Rows from a figure dataset
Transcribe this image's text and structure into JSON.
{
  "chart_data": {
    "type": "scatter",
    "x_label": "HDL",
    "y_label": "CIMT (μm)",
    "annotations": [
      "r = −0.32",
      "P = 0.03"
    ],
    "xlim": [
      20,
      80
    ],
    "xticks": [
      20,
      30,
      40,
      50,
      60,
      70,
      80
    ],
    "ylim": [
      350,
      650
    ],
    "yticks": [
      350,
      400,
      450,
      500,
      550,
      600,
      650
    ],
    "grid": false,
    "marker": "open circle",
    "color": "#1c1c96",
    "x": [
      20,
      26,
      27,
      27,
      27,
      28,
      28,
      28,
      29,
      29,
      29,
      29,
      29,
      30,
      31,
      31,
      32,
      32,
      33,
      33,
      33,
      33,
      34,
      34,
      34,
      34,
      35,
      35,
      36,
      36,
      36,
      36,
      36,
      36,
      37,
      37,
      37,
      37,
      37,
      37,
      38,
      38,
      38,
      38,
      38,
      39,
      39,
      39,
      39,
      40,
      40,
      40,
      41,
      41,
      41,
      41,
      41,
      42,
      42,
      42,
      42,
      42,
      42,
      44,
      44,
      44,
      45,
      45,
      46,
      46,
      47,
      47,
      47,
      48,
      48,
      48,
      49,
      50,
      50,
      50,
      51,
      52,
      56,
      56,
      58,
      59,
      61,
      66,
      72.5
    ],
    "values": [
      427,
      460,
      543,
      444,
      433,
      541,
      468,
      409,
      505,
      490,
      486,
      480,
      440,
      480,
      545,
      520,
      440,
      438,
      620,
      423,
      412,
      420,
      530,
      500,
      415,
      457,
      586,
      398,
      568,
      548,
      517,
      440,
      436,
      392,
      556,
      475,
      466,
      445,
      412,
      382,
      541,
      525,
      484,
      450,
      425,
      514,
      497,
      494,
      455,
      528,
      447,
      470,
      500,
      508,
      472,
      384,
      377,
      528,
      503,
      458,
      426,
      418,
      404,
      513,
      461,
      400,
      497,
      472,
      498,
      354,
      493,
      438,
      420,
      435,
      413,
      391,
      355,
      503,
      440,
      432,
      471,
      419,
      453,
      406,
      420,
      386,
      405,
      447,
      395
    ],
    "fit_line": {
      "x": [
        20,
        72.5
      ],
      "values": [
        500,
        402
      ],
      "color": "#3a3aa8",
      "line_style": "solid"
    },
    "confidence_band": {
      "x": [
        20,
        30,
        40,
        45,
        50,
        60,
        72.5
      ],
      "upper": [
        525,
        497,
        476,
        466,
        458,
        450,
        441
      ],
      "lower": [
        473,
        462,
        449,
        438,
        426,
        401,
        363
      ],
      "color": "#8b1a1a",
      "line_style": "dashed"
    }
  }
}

**What this task involves**
From the entries above, copy each line holding "color".

**Result below**
    "color": "#1c1c96",
      "color": "#3a3aa8",
      "color": "#8b1a1a",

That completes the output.